## Start Information shown

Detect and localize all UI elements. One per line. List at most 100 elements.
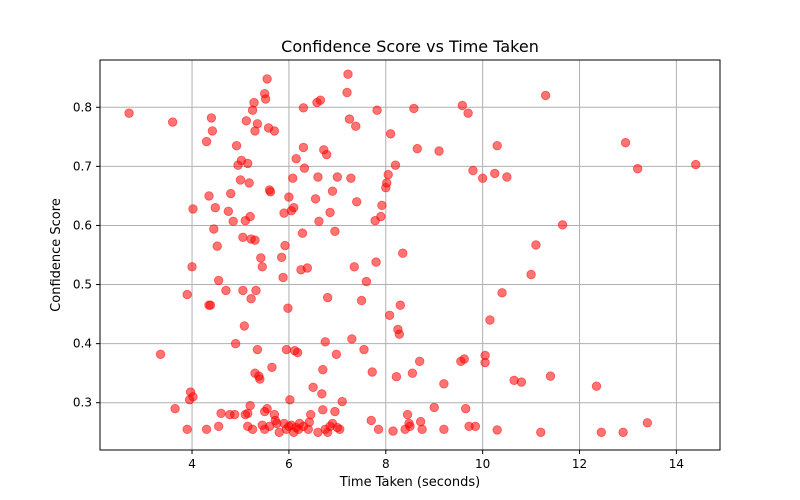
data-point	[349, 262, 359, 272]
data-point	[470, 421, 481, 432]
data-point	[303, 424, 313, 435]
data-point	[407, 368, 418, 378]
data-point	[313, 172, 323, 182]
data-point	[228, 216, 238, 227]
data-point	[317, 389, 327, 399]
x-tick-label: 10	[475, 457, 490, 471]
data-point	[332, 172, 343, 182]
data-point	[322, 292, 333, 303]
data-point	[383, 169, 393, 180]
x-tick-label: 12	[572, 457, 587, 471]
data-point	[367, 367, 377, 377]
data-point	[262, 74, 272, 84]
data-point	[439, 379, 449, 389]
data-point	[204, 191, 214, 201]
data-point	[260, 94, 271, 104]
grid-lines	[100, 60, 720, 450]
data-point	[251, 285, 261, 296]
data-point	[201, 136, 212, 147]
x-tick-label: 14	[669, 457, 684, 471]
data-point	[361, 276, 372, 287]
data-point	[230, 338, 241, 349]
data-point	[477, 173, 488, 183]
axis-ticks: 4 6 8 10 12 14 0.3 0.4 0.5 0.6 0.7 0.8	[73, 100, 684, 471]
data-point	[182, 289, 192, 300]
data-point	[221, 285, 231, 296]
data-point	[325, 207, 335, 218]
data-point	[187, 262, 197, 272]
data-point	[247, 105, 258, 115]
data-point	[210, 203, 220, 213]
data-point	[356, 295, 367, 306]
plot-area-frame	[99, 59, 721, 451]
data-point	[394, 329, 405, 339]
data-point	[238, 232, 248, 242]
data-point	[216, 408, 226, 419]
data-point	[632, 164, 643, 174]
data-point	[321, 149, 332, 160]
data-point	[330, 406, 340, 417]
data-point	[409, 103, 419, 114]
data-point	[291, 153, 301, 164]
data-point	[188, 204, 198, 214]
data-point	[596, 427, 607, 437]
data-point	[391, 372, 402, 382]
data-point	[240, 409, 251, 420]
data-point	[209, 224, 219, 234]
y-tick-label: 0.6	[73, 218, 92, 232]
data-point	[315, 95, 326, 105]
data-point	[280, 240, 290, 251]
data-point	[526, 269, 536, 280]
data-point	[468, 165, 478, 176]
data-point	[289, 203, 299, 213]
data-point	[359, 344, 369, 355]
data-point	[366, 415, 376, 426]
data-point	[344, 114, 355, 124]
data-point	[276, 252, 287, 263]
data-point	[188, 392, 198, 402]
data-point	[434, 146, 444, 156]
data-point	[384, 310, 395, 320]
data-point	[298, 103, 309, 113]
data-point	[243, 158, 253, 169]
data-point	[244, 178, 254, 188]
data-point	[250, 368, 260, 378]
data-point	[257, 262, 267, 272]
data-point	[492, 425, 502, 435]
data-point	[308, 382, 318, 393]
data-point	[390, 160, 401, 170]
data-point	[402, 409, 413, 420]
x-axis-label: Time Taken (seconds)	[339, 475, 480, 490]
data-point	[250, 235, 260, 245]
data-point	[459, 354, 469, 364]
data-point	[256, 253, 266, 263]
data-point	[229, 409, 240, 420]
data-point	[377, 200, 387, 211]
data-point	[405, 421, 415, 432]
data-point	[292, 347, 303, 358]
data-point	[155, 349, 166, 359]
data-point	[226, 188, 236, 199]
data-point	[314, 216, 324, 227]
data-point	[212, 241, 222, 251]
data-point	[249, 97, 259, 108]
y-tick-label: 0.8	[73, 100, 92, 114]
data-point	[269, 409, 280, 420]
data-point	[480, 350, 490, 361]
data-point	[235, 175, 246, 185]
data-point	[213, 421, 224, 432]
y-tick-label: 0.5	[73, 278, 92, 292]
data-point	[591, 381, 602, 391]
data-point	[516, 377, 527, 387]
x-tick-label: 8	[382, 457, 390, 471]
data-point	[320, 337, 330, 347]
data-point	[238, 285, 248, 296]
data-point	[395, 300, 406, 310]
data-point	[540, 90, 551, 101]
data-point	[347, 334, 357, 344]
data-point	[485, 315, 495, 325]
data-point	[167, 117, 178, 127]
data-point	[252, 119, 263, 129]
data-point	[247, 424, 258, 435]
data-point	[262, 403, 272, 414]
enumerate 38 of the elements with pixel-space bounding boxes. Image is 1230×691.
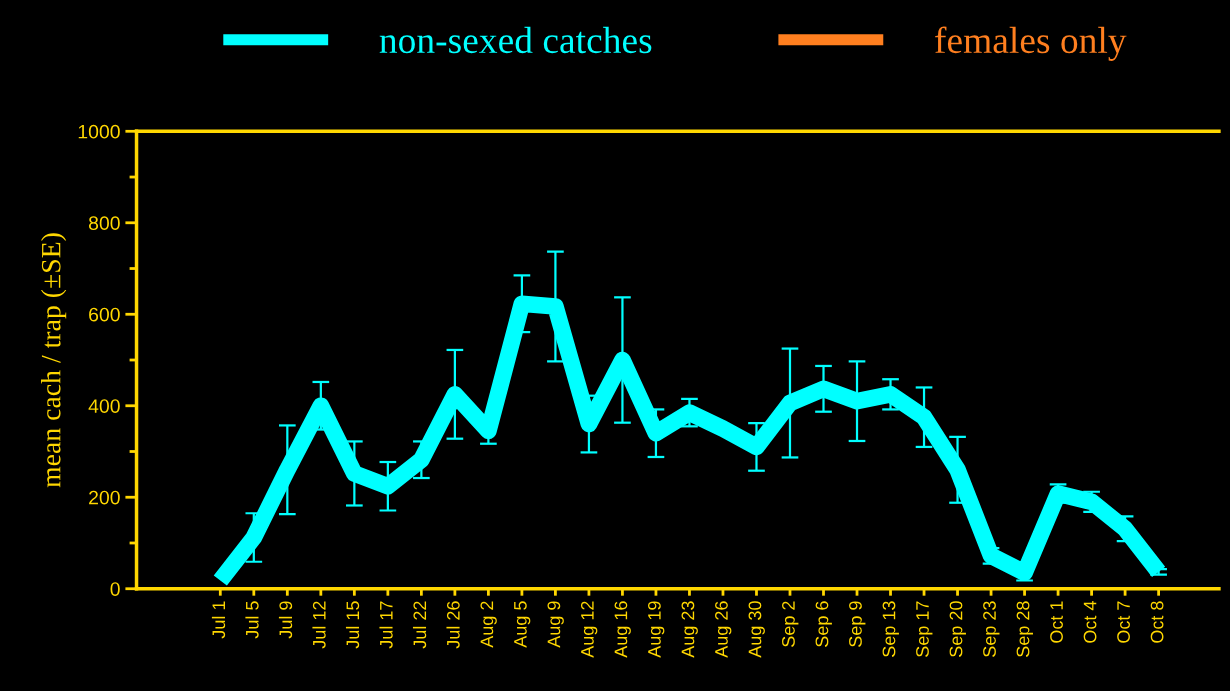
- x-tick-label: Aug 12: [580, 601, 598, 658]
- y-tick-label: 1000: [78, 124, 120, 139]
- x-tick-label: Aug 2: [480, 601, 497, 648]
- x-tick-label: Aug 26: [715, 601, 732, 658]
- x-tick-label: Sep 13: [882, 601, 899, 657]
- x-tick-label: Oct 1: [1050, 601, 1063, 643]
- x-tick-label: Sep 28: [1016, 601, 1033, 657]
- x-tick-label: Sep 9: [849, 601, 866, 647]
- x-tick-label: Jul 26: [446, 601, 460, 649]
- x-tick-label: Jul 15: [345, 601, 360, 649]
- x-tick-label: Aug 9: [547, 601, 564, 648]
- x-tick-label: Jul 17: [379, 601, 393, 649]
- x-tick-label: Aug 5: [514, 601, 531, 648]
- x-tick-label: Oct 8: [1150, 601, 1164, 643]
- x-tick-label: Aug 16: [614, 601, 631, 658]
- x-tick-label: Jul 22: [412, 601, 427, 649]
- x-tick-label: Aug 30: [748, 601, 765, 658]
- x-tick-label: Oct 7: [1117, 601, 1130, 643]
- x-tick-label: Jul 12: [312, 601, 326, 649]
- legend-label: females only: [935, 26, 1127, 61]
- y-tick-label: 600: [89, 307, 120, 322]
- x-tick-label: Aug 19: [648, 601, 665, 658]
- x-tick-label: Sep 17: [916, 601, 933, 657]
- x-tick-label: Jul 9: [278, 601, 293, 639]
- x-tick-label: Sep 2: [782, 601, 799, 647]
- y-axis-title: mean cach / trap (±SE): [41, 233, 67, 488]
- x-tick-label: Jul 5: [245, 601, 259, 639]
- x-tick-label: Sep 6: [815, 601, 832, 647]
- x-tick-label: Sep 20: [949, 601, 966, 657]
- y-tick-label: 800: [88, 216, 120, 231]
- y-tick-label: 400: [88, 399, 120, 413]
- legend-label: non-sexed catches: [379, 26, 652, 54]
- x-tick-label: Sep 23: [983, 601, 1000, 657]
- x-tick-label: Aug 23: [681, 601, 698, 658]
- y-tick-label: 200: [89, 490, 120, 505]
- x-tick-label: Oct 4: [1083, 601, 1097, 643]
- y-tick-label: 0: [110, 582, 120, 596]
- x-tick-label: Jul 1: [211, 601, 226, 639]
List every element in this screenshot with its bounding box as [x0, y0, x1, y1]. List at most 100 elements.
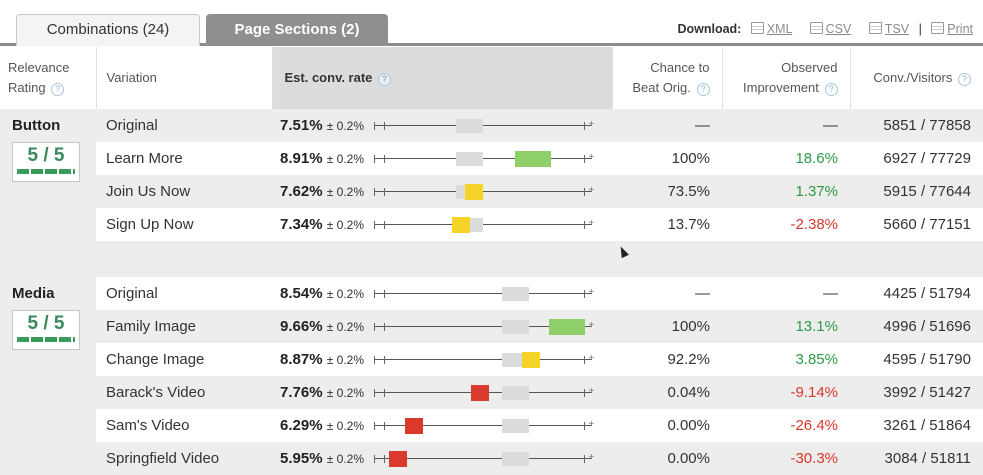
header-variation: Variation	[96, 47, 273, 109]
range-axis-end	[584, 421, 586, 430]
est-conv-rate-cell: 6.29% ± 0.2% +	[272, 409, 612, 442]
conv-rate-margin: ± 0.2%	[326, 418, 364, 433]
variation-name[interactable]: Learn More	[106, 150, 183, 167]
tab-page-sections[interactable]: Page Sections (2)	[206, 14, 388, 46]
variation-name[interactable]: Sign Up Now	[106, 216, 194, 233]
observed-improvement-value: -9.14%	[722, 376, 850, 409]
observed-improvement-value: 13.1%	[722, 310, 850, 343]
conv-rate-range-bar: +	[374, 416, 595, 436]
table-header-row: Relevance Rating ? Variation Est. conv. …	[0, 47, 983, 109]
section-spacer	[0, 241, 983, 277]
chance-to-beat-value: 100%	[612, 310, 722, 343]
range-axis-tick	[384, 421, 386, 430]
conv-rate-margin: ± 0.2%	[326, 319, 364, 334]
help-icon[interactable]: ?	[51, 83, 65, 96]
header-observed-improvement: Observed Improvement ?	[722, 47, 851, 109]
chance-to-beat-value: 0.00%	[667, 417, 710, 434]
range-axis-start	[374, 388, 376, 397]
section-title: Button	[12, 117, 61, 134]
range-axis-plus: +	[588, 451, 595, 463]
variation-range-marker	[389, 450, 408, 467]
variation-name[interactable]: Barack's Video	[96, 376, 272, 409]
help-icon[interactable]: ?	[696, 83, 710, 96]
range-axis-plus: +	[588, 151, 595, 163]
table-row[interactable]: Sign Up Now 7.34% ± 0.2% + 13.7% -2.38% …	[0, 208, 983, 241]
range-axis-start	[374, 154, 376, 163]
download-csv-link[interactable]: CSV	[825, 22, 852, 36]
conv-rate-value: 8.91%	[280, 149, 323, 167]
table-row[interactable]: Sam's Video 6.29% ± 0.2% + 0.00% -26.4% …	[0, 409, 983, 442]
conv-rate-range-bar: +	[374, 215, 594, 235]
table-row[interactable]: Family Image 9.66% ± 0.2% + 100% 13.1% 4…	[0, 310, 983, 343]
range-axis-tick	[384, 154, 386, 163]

## End Information shown

**Stated task**:
Can you return, word for word, the items from the line containing "262, 359, 272]" through the line containing "203, 299, 213]", with both of those lines included?

**Result of the task**:
data-point	[349, 262, 359, 272]
data-point	[470, 421, 481, 432]
data-point	[303, 424, 313, 435]
data-point	[407, 368, 418, 378]
data-point	[313, 172, 323, 182]
data-point	[228, 216, 238, 227]
data-point	[317, 389, 327, 399]
x-tick-label: 10	[475, 457, 490, 471]
data-point	[332, 172, 343, 182]
data-point	[322, 292, 333, 303]
data-point	[383, 169, 393, 180]
x-tick-label: 12	[572, 457, 587, 471]
data-point	[367, 367, 377, 377]
data-point	[262, 74, 272, 84]
data-point	[439, 379, 449, 389]
data-point	[204, 191, 214, 201]
data-point	[260, 94, 271, 104]
grid-lines	[100, 60, 720, 450]
data-point	[251, 285, 261, 296]
data-point	[201, 136, 212, 147]
x-tick-label: 14	[669, 457, 684, 471]
data-point	[361, 276, 372, 287]
data-point	[230, 338, 241, 349]
data-point	[477, 173, 488, 183]
axis-ticks: 4 6 8 10 12 14 0.3 0.4 0.5 0.6 0.7 0.8	[73, 100, 684, 471]
data-point	[182, 289, 192, 300]
data-point	[221, 285, 231, 296]
data-point	[325, 207, 335, 218]
data-point	[187, 262, 197, 272]
data-point	[247, 105, 258, 115]
data-point	[210, 203, 220, 213]
data-point	[356, 295, 367, 306]
plot-area-frame	[99, 59, 721, 451]
data-point	[394, 329, 405, 339]
data-point	[238, 232, 248, 242]
data-point	[216, 408, 226, 419]
data-point	[632, 164, 643, 174]
data-point	[321, 149, 332, 160]
data-point	[330, 406, 340, 417]
data-point	[409, 103, 419, 114]
data-point	[291, 153, 301, 164]
data-point	[188, 204, 198, 214]
data-point	[596, 427, 607, 437]
data-point	[391, 372, 402, 382]
data-point	[240, 409, 251, 420]
data-point	[209, 224, 219, 234]
y-tick-label: 0.6	[73, 218, 92, 232]
data-point	[315, 95, 326, 105]
data-point	[280, 240, 290, 251]
data-point	[526, 269, 536, 280]
data-point	[468, 165, 478, 176]
data-point	[289, 203, 299, 213]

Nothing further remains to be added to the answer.